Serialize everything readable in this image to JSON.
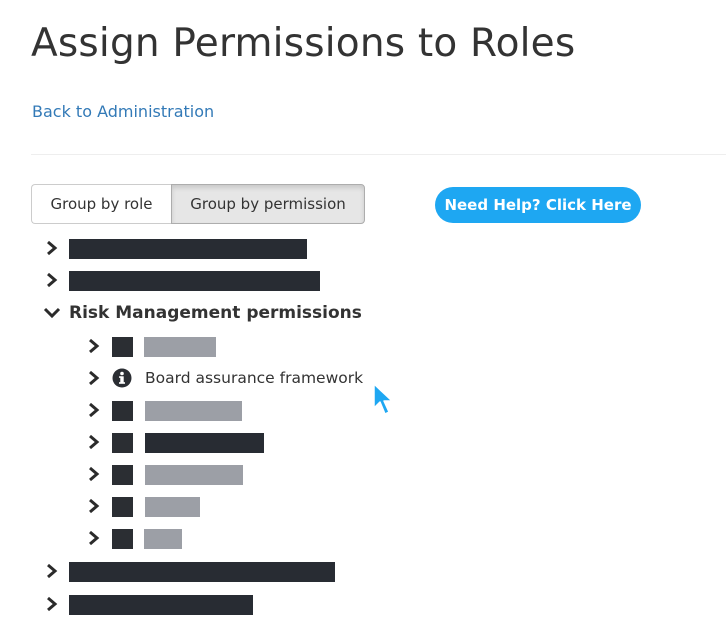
{
  "page": {
    "title": "Assign Permissions to Roles",
    "back_link": "Back to Administration"
  },
  "toolbar": {
    "group_by_role": "Group by role",
    "group_by_permission": "Group by permission",
    "active": "group_by_permission",
    "help_button": "Need Help? Click Here"
  },
  "tree": {
    "expanded_group": "Risk Management permissions",
    "visible_item": "Board assurance framework",
    "redacted_items": "redacted"
  },
  "colors": {
    "link": "#337ab7",
    "help_button": "#1ea7f2",
    "redaction_dark": "#282c33",
    "redaction_light": "#9c9fa6"
  },
  "icons": {
    "collapsed": "chevron-right-icon",
    "expanded": "chevron-down-icon",
    "info": "info-icon",
    "cursor": "mouse-cursor-icon"
  }
}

---*---

The request:
The entries above are to be returned exactly, without their pictures.

Output of the task:
Serialize everything readable in this image to JSON.
{
  "page": {
    "title": "Assign Permissions to Roles",
    "back_link": "Back to Administration"
  },
  "toolbar": {
    "group_by_role": "Group by role",
    "group_by_permission": "Group by permission",
    "active": "group_by_permission",
    "help_button": "Need Help? Click Here"
  },
  "tree": {
    "expanded_group": "Risk Management permissions",
    "visible_item": "Board assurance framework",
    "redacted_items": "redacted"
  },
  "colors": {
    "link": "#337ab7",
    "help_button": "#1ea7f2",
    "redaction_dark": "#282c33",
    "redaction_light": "#9c9fa6"
  },
  "icons": {
    "collapsed": "chevron-right-icon",
    "expanded": "chevron-down-icon",
    "info": "info-icon",
    "cursor": "mouse-cursor-icon"
  }
}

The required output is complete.